**** Data shown ****

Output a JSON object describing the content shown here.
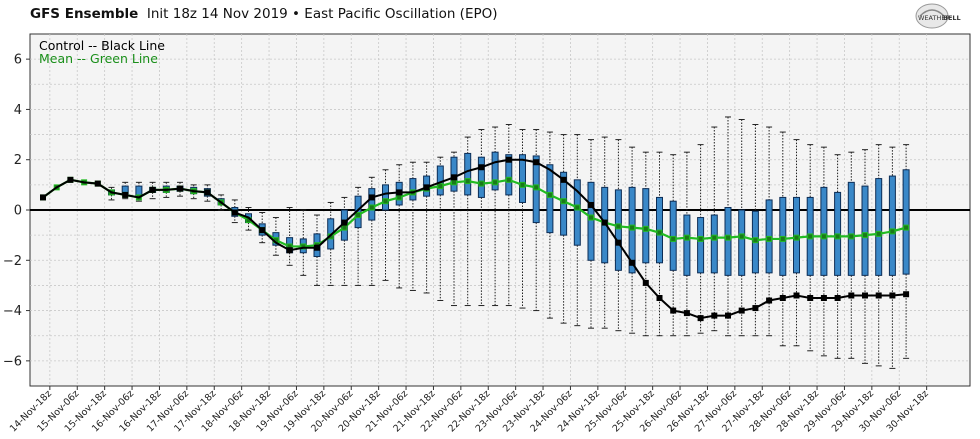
{
  "header": {
    "title": "GFS Ensemble",
    "subtitle": "Init 18z 14 Nov 2019 • East Pacific Oscillation (EPO)"
  },
  "logo": {
    "text_top": "WEATHER",
    "text_bottom": "BELL"
  },
  "legend": {
    "control": "Control -- Black Line",
    "mean": "Mean -- Green Line"
  },
  "colors": {
    "control": "#000000",
    "mean": "#22bb22",
    "mean_marker": "#1a7a1a",
    "box_fill": "#3a88c8",
    "box_edge": "#0d2d55",
    "whisker": "#222222",
    "plot_bg": "#f4f4f4",
    "grid": "#c8c8c8"
  },
  "chart_data": {
    "type": "box",
    "ylim": [
      -7,
      7
    ],
    "yticks": [
      -6,
      -4,
      -2,
      0,
      2,
      4,
      6
    ],
    "grid": true,
    "legend_position": "top-left",
    "xlabels": [
      "14-Nov-18z",
      "15-Nov-06z",
      "15-Nov-18z",
      "16-Nov-06z",
      "16-Nov-18z",
      "17-Nov-06z",
      "17-Nov-18z",
      "18-Nov-06z",
      "18-Nov-18z",
      "19-Nov-06z",
      "19-Nov-18z",
      "20-Nov-06z",
      "20-Nov-18z",
      "21-Nov-06z",
      "21-Nov-18z",
      "22-Nov-06z",
      "22-Nov-18z",
      "23-Nov-06z",
      "23-Nov-18z",
      "24-Nov-06z",
      "24-Nov-18z",
      "25-Nov-06z",
      "25-Nov-18z",
      "26-Nov-06z",
      "26-Nov-18z",
      "27-Nov-06z",
      "27-Nov-18z",
      "28-Nov-06z",
      "28-Nov-18z",
      "29-Nov-06z",
      "29-Nov-18z",
      "30-Nov-06z",
      "30-Nov-18z"
    ],
    "control": [
      0.5,
      0.9,
      1.2,
      1.1,
      1.05,
      0.7,
      0.6,
      0.5,
      0.8,
      0.8,
      0.85,
      0.75,
      0.7,
      0.3,
      -0.1,
      -0.3,
      -0.8,
      -1.3,
      -1.6,
      -1.5,
      -1.5,
      -1.0,
      -0.5,
      0.0,
      0.5,
      0.65,
      0.7,
      0.7,
      0.9,
      1.1,
      1.3,
      1.55,
      1.7,
      1.9,
      2.0,
      2.0,
      1.9,
      1.6,
      1.2,
      0.75,
      0.2,
      -0.5,
      -1.3,
      -2.1,
      -2.9,
      -3.5,
      -4.0,
      -4.1,
      -4.3,
      -4.2,
      -4.2,
      -4.0,
      -3.9,
      -3.6,
      -3.5,
      -3.4,
      -3.5,
      -3.5,
      -3.5,
      -3.4,
      -3.4,
      -3.4,
      -3.4,
      -3.35
    ],
    "mean": [
      0.5,
      0.9,
      1.2,
      1.1,
      1.05,
      0.7,
      0.6,
      0.5,
      0.8,
      0.8,
      0.85,
      0.75,
      0.7,
      0.3,
      -0.1,
      -0.4,
      -0.8,
      -1.2,
      -1.45,
      -1.45,
      -1.4,
      -1.05,
      -0.7,
      -0.2,
      0.1,
      0.35,
      0.5,
      0.7,
      0.85,
      0.95,
      1.1,
      1.15,
      1.05,
      1.1,
      1.2,
      1.0,
      0.9,
      0.6,
      0.35,
      0.1,
      -0.3,
      -0.5,
      -0.65,
      -0.7,
      -0.75,
      -0.9,
      -1.15,
      -1.1,
      -1.15,
      -1.1,
      -1.1,
      -1.05,
      -1.2,
      -1.15,
      -1.15,
      -1.1,
      -1.05,
      -1.05,
      -1.05,
      -1.05,
      -1.0,
      -0.95,
      -0.85,
      -0.7
    ],
    "box_q1": [
      null,
      null,
      null,
      null,
      null,
      0.6,
      0.65,
      0.55,
      0.7,
      0.7,
      0.75,
      0.65,
      0.55,
      0.2,
      -0.25,
      -0.5,
      -1.0,
      -1.4,
      -1.7,
      -1.7,
      -1.85,
      -1.55,
      -1.2,
      -0.7,
      -0.4,
      0.0,
      0.2,
      0.4,
      0.55,
      0.6,
      0.75,
      0.6,
      0.5,
      0.8,
      0.6,
      0.3,
      -0.5,
      -0.9,
      -1.0,
      -1.4,
      -2.0,
      -2.1,
      -2.4,
      -2.5,
      -2.1,
      -2.1,
      -2.4,
      -2.6,
      -2.5,
      -2.5,
      -2.6,
      -2.6,
      -2.5,
      -2.5,
      -2.6,
      -2.5,
      -2.6,
      -2.6,
      -2.6,
      -2.6,
      -2.6,
      -2.6,
      -2.6,
      -2.55
    ],
    "box_q3": [
      null,
      null,
      null,
      null,
      null,
      0.8,
      0.95,
      0.95,
      0.9,
      0.95,
      0.95,
      0.9,
      0.85,
      0.45,
      0.1,
      -0.15,
      -0.55,
      -0.9,
      -1.1,
      -1.15,
      -0.95,
      -0.35,
      0.0,
      0.55,
      0.85,
      1.0,
      1.1,
      1.25,
      1.35,
      1.75,
      2.1,
      2.25,
      2.1,
      2.3,
      2.2,
      2.2,
      2.15,
      1.8,
      1.5,
      1.2,
      1.1,
      0.9,
      0.8,
      0.9,
      0.85,
      0.5,
      0.35,
      -0.2,
      -0.3,
      -0.2,
      0.1,
      0.0,
      -0.05,
      0.4,
      0.5,
      0.5,
      0.5,
      0.9,
      0.7,
      1.1,
      0.95,
      1.25,
      1.35,
      1.6
    ],
    "whisker_low": [
      null,
      null,
      null,
      null,
      null,
      0.4,
      0.45,
      0.35,
      0.45,
      0.5,
      0.55,
      0.45,
      0.35,
      0.0,
      -0.5,
      -0.8,
      -1.3,
      -1.8,
      -2.2,
      -2.6,
      -3.0,
      -3.0,
      -3.0,
      -3.0,
      -3.0,
      -2.8,
      -3.1,
      -3.2,
      -3.3,
      -3.6,
      -3.8,
      -3.8,
      -3.8,
      -3.8,
      -3.8,
      -3.9,
      -4.0,
      -4.3,
      -4.5,
      -4.6,
      -4.7,
      -4.7,
      -4.8,
      -4.9,
      -5.0,
      -5.0,
      -5.0,
      -5.0,
      -4.9,
      -4.8,
      -5.0,
      -5.0,
      -5.0,
      -5.0,
      -5.4,
      -5.4,
      -5.6,
      -5.8,
      -5.9,
      -5.9,
      -6.1,
      -6.2,
      -6.3,
      -5.9
    ],
    "whisker_high": [
      null,
      null,
      null,
      null,
      null,
      0.9,
      1.1,
      1.1,
      1.1,
      1.1,
      1.1,
      1.0,
      1.0,
      0.6,
      0.4,
      0.1,
      -0.1,
      -0.3,
      0.1,
      0.0,
      -0.2,
      0.3,
      0.5,
      0.9,
      1.3,
      1.6,
      1.8,
      1.9,
      1.9,
      2.1,
      2.3,
      2.9,
      3.2,
      3.3,
      3.4,
      3.2,
      3.2,
      3.1,
      3.0,
      3.0,
      2.8,
      2.9,
      2.8,
      2.5,
      2.3,
      2.3,
      2.2,
      2.3,
      2.6,
      3.3,
      3.7,
      3.6,
      3.4,
      3.3,
      3.1,
      2.8,
      2.6,
      2.5,
      2.2,
      2.3,
      2.4,
      2.6,
      2.5,
      2.6
    ]
  }
}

****

_Task requirements_:
Reproduce every entry word for word, but omit the pictures.

_Worked answer_:
Output a JSON object describing the content shown here.
{
  "header": {
    "title": "GFS Ensemble",
    "subtitle": "Init 18z 14 Nov 2019 • East Pacific Oscillation (EPO)"
  },
  "logo": {
    "text_top": "WEATHER",
    "text_bottom": "BELL"
  },
  "legend": {
    "control": "Control -- Black Line",
    "mean": "Mean -- Green Line"
  },
  "colors": {
    "control": "#000000",
    "mean": "#22bb22",
    "mean_marker": "#1a7a1a",
    "box_fill": "#3a88c8",
    "box_edge": "#0d2d55",
    "whisker": "#222222",
    "plot_bg": "#f4f4f4",
    "grid": "#c8c8c8"
  },
  "chart_data": {
    "type": "box",
    "ylim": [
      -7,
      7
    ],
    "yticks": [
      -6,
      -4,
      -2,
      0,
      2,
      4,
      6
    ],
    "grid": true,
    "legend_position": "top-left",
    "xlabels": [
      "14-Nov-18z",
      "15-Nov-06z",
      "15-Nov-18z",
      "16-Nov-06z",
      "16-Nov-18z",
      "17-Nov-06z",
      "17-Nov-18z",
      "18-Nov-06z",
      "18-Nov-18z",
      "19-Nov-06z",
      "19-Nov-18z",
      "20-Nov-06z",
      "20-Nov-18z",
      "21-Nov-06z",
      "21-Nov-18z",
      "22-Nov-06z",
      "22-Nov-18z",
      "23-Nov-06z",
      "23-Nov-18z",
      "24-Nov-06z",
      "24-Nov-18z",
      "25-Nov-06z",
      "25-Nov-18z",
      "26-Nov-06z",
      "26-Nov-18z",
      "27-Nov-06z",
      "27-Nov-18z",
      "28-Nov-06z",
      "28-Nov-18z",
      "29-Nov-06z",
      "29-Nov-18z",
      "30-Nov-06z",
      "30-Nov-18z"
    ],
    "control": [
      0.5,
      0.9,
      1.2,
      1.1,
      1.05,
      0.7,
      0.6,
      0.5,
      0.8,
      0.8,
      0.85,
      0.75,
      0.7,
      0.3,
      -0.1,
      -0.3,
      -0.8,
      -1.3,
      -1.6,
      -1.5,
      -1.5,
      -1.0,
      -0.5,
      0.0,
      0.5,
      0.65,
      0.7,
      0.7,
      0.9,
      1.1,
      1.3,
      1.55,
      1.7,
      1.9,
      2.0,
      2.0,
      1.9,
      1.6,
      1.2,
      0.75,
      0.2,
      -0.5,
      -1.3,
      -2.1,
      -2.9,
      -3.5,
      -4.0,
      -4.1,
      -4.3,
      -4.2,
      -4.2,
      -4.0,
      -3.9,
      -3.6,
      -3.5,
      -3.4,
      -3.5,
      -3.5,
      -3.5,
      -3.4,
      -3.4,
      -3.4,
      -3.4,
      -3.35
    ],
    "mean": [
      0.5,
      0.9,
      1.2,
      1.1,
      1.05,
      0.7,
      0.6,
      0.5,
      0.8,
      0.8,
      0.85,
      0.75,
      0.7,
      0.3,
      -0.1,
      -0.4,
      -0.8,
      -1.2,
      -1.45,
      -1.45,
      -1.4,
      -1.05,
      -0.7,
      -0.2,
      0.1,
      0.35,
      0.5,
      0.7,
      0.85,
      0.95,
      1.1,
      1.15,
      1.05,
      1.1,
      1.2,
      1.0,
      0.9,
      0.6,
      0.35,
      0.1,
      -0.3,
      -0.5,
      -0.65,
      -0.7,
      -0.75,
      -0.9,
      -1.15,
      -1.1,
      -1.15,
      -1.1,
      -1.1,
      -1.05,
      -1.2,
      -1.15,
      -1.15,
      -1.1,
      -1.05,
      -1.05,
      -1.05,
      -1.05,
      -1.0,
      -0.95,
      -0.85,
      -0.7
    ],
    "box_q1": [
      null,
      null,
      null,
      null,
      null,
      0.6,
      0.65,
      0.55,
      0.7,
      0.7,
      0.75,
      0.65,
      0.55,
      0.2,
      -0.25,
      -0.5,
      -1.0,
      -1.4,
      -1.7,
      -1.7,
      -1.85,
      -1.55,
      -1.2,
      -0.7,
      -0.4,
      0.0,
      0.2,
      0.4,
      0.55,
      0.6,
      0.75,
      0.6,
      0.5,
      0.8,
      0.6,
      0.3,
      -0.5,
      -0.9,
      -1.0,
      -1.4,
      -2.0,
      -2.1,
      -2.4,
      -2.5,
      -2.1,
      -2.1,
      -2.4,
      -2.6,
      -2.5,
      -2.5,
      -2.6,
      -2.6,
      -2.5,
      -2.5,
      -2.6,
      -2.5,
      -2.6,
      -2.6,
      -2.6,
      -2.6,
      -2.6,
      -2.6,
      -2.6,
      -2.55
    ],
    "box_q3": [
      null,
      null,
      null,
      null,
      null,
      0.8,
      0.95,
      0.95,
      0.9,
      0.95,
      0.95,
      0.9,
      0.85,
      0.45,
      0.1,
      -0.15,
      -0.55,
      -0.9,
      -1.1,
      -1.15,
      -0.95,
      -0.35,
      0.0,
      0.55,
      0.85,
      1.0,
      1.1,
      1.25,
      1.35,
      1.75,
      2.1,
      2.25,
      2.1,
      2.3,
      2.2,
      2.2,
      2.15,
      1.8,
      1.5,
      1.2,
      1.1,
      0.9,
      0.8,
      0.9,
      0.85,
      0.5,
      0.35,
      -0.2,
      -0.3,
      -0.2,
      0.1,
      0.0,
      -0.05,
      0.4,
      0.5,
      0.5,
      0.5,
      0.9,
      0.7,
      1.1,
      0.95,
      1.25,
      1.35,
      1.6
    ],
    "whisker_low": [
      null,
      null,
      null,
      null,
      null,
      0.4,
      0.45,
      0.35,
      0.45,
      0.5,
      0.55,
      0.45,
      0.35,
      0.0,
      -0.5,
      -0.8,
      -1.3,
      -1.8,
      -2.2,
      -2.6,
      -3.0,
      -3.0,
      -3.0,
      -3.0,
      -3.0,
      -2.8,
      -3.1,
      -3.2,
      -3.3,
      -3.6,
      -3.8,
      -3.8,
      -3.8,
      -3.8,
      -3.8,
      -3.9,
      -4.0,
      -4.3,
      -4.5,
      -4.6,
      -4.7,
      -4.7,
      -4.8,
      -4.9,
      -5.0,
      -5.0,
      -5.0,
      -5.0,
      -4.9,
      -4.8,
      -5.0,
      -5.0,
      -5.0,
      -5.0,
      -5.4,
      -5.4,
      -5.6,
      -5.8,
      -5.9,
      -5.9,
      -6.1,
      -6.2,
      -6.3,
      -5.9
    ],
    "whisker_high": [
      null,
      null,
      null,
      null,
      null,
      0.9,
      1.1,
      1.1,
      1.1,
      1.1,
      1.1,
      1.0,
      1.0,
      0.6,
      0.4,
      0.1,
      -0.1,
      -0.3,
      0.1,
      0.0,
      -0.2,
      0.3,
      0.5,
      0.9,
      1.3,
      1.6,
      1.8,
      1.9,
      1.9,
      2.1,
      2.3,
      2.9,
      3.2,
      3.3,
      3.4,
      3.2,
      3.2,
      3.1,
      3.0,
      3.0,
      2.8,
      2.9,
      2.8,
      2.5,
      2.3,
      2.3,
      2.2,
      2.3,
      2.6,
      3.3,
      3.7,
      3.6,
      3.4,
      3.3,
      3.1,
      2.8,
      2.6,
      2.5,
      2.2,
      2.3,
      2.4,
      2.6,
      2.5,
      2.6
    ]
  }
}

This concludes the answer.